EXERCISE DIRECTIONS → Scan the entries below and extract each line with the word "Министерство" in it.

Stored entries

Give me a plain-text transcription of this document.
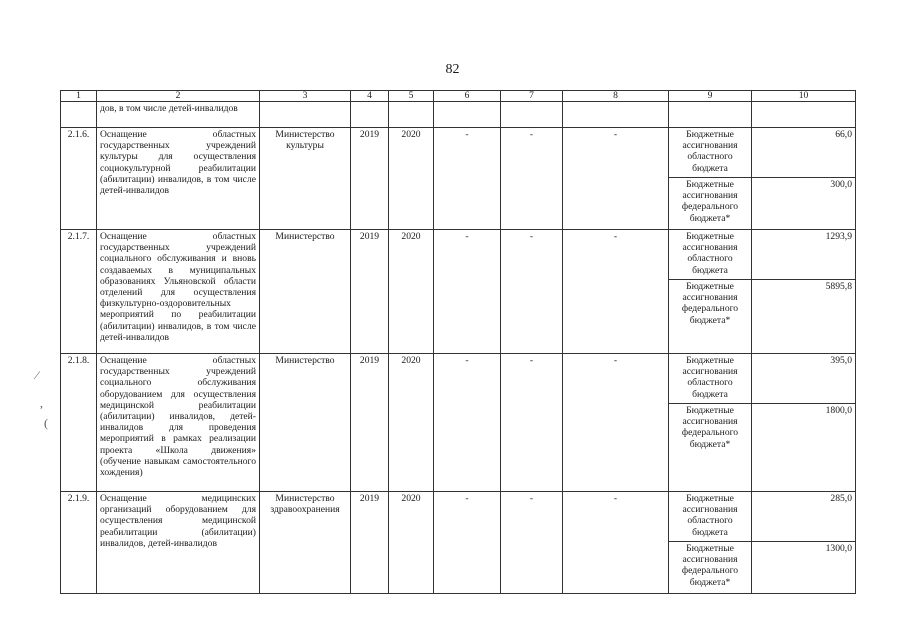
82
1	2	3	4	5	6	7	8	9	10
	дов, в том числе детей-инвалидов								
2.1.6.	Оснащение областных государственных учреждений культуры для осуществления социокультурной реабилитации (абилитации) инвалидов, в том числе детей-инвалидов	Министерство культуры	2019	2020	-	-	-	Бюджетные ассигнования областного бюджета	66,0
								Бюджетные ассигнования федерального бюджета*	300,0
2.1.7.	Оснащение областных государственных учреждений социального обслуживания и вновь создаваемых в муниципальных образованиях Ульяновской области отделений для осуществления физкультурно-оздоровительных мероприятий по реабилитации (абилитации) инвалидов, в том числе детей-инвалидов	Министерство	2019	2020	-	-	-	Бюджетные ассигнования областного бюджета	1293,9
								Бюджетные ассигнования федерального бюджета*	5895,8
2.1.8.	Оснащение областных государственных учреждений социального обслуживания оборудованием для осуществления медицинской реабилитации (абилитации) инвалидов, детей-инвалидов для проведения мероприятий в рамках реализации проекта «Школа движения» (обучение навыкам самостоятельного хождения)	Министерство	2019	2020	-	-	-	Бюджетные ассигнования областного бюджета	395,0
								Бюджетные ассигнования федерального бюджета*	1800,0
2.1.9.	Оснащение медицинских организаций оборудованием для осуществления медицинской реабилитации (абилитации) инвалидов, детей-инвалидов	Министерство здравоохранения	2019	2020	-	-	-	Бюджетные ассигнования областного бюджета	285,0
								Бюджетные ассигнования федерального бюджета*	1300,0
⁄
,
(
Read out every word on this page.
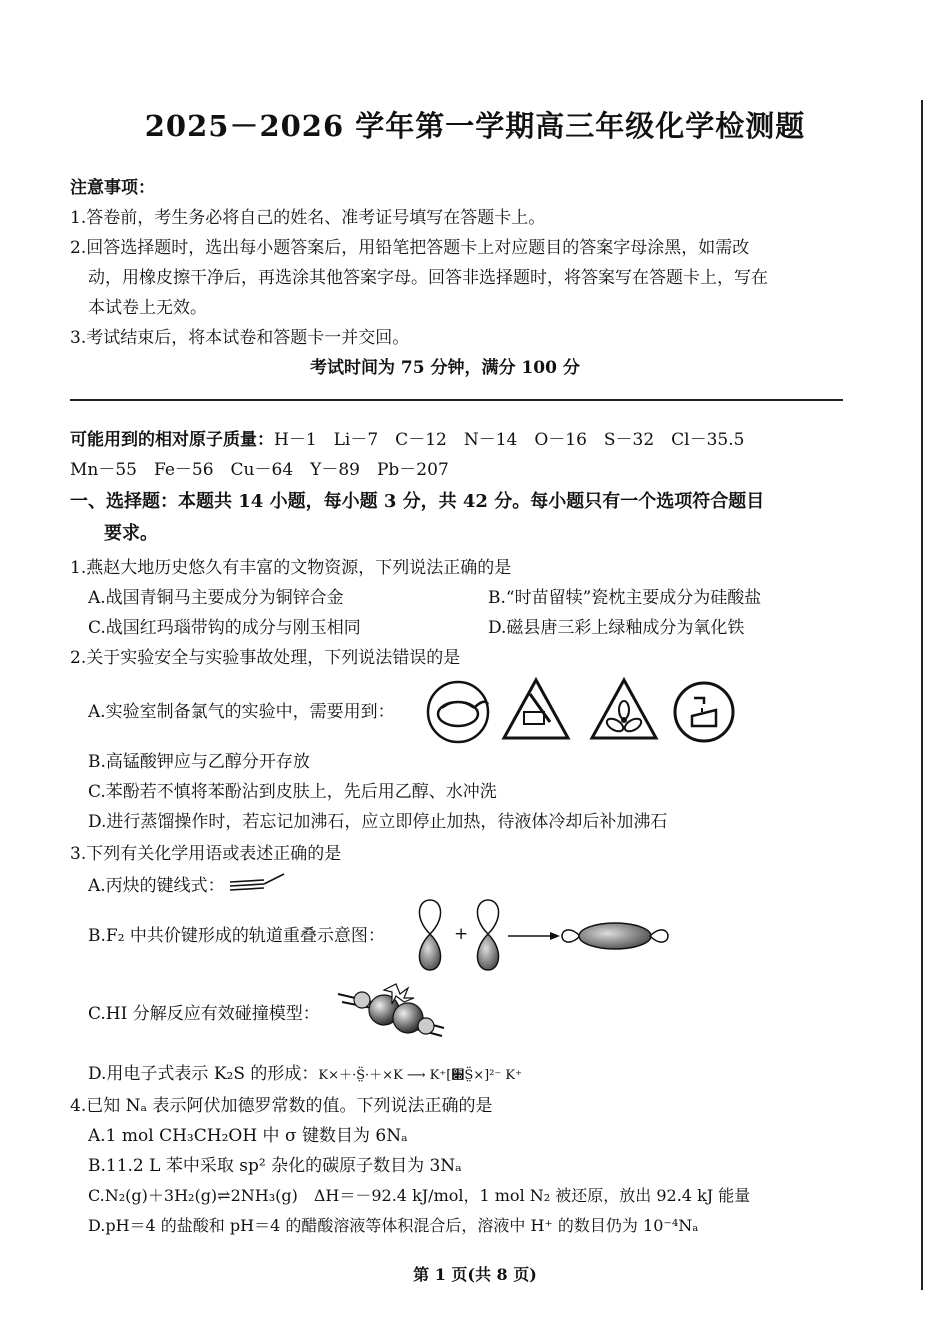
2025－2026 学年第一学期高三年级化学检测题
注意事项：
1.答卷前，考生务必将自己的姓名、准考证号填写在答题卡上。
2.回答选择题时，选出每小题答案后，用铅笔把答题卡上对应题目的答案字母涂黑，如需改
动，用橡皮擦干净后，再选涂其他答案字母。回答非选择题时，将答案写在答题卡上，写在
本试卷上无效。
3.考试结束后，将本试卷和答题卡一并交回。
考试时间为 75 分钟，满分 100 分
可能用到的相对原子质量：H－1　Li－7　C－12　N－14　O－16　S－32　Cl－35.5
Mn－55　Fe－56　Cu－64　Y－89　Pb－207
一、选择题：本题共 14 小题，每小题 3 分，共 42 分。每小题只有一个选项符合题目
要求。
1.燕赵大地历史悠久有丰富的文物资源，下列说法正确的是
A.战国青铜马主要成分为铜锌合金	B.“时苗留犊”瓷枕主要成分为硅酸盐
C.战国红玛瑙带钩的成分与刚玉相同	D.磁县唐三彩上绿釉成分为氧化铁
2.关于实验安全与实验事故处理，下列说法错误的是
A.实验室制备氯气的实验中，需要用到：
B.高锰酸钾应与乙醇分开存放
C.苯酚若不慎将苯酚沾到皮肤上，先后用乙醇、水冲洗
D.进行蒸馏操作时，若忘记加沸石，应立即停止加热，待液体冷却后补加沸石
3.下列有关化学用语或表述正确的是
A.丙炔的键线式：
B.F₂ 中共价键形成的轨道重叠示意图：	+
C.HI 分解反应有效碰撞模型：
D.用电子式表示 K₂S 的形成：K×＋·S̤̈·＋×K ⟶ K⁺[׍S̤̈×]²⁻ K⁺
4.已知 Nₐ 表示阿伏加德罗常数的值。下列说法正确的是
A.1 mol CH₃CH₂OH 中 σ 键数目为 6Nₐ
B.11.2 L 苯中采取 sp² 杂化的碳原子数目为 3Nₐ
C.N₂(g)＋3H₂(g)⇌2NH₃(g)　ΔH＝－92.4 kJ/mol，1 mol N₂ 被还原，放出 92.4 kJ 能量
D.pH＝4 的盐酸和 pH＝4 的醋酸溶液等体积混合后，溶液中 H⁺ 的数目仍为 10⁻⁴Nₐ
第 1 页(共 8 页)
---
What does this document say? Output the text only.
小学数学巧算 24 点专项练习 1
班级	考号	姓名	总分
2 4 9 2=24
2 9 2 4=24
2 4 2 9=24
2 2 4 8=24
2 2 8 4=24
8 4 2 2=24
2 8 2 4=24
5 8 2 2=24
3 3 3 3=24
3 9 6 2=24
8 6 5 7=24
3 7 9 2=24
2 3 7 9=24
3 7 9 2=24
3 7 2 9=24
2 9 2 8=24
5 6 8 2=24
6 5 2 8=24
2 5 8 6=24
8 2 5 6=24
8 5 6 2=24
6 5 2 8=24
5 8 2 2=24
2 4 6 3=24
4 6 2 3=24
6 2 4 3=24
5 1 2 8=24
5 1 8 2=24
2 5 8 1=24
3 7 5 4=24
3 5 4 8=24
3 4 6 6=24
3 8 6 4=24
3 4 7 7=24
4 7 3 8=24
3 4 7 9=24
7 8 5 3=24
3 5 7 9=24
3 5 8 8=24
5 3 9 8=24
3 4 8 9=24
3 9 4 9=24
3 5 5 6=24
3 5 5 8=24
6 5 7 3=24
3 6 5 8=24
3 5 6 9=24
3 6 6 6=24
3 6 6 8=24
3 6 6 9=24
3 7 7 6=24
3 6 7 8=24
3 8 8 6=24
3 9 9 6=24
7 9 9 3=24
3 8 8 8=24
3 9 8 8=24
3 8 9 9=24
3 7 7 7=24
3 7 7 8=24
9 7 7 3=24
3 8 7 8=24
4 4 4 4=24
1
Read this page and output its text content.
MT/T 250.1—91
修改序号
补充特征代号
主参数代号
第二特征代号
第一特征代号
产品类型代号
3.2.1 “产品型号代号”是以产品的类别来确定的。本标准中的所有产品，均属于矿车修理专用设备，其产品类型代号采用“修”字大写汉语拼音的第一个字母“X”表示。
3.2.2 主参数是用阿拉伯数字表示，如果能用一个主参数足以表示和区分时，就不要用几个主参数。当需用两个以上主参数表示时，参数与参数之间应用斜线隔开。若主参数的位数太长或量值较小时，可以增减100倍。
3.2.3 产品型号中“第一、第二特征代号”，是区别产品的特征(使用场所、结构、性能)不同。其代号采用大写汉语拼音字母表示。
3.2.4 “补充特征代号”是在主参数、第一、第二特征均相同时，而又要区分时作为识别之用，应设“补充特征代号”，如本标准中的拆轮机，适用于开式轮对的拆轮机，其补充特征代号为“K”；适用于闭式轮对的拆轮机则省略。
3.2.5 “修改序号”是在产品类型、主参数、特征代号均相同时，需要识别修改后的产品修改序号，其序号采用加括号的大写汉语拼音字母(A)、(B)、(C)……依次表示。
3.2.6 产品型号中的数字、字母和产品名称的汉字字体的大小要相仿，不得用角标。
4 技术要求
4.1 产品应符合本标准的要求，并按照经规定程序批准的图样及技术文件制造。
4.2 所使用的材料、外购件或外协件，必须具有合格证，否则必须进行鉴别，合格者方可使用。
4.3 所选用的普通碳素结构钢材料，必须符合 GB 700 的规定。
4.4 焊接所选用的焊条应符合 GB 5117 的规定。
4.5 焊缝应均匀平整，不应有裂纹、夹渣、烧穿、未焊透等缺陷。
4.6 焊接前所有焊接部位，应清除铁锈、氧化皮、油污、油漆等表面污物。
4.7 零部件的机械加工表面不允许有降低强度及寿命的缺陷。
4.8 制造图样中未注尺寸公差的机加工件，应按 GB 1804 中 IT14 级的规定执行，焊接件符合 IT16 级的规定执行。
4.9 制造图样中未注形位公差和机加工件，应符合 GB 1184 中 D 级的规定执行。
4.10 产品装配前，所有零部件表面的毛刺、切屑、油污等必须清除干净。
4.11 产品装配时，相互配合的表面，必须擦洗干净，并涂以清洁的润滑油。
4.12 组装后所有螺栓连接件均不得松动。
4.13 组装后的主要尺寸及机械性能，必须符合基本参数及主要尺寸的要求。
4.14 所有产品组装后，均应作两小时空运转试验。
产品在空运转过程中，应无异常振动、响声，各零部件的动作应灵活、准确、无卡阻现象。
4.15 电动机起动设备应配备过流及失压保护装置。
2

COMPLETED EXERCISE →
2.1.6.	Оснащение областных государственных учреждений культуры для осуществления социокультурной реабилитации (абилитации) инвалидов, в том числе детей-инвалидов	Министерство культуры	2019	2020	-	-	-	Бюджетные ассигнования областного бюджета	66,0
2.1.7.	Оснащение областных государственных учреждений социального обслуживания и вновь создаваемых в муниципальных образованиях Ульяновской области отделений для осуществления физкультурно-оздоровительных мероприятий по реабилитации (абилитации) инвалидов, в том числе детей-инвалидов	Министерство	2019	2020	-	-	-	Бюджетные ассигнования областного бюджета	1293,9
2.1.8.	Оснащение областных государственных учреждений социального обслуживания оборудованием для осуществления медицинской реабилитации (абилитации) инвалидов, детей-инвалидов для проведения мероприятий в рамках реализации проекта «Школа движения» (обучение навыкам самостоятельного хождения)	Министерство	2019	2020	-	-	-	Бюджетные ассигнования областного бюджета	395,0
2.1.9.	Оснащение медицинских организаций оборудованием для осуществления медицинской реабилитации (абилитации) инвалидов, детей-инвалидов	Министерство здравоохранения	2019	2020	-	-	-	Бюджетные ассигнования областного бюджета	285,0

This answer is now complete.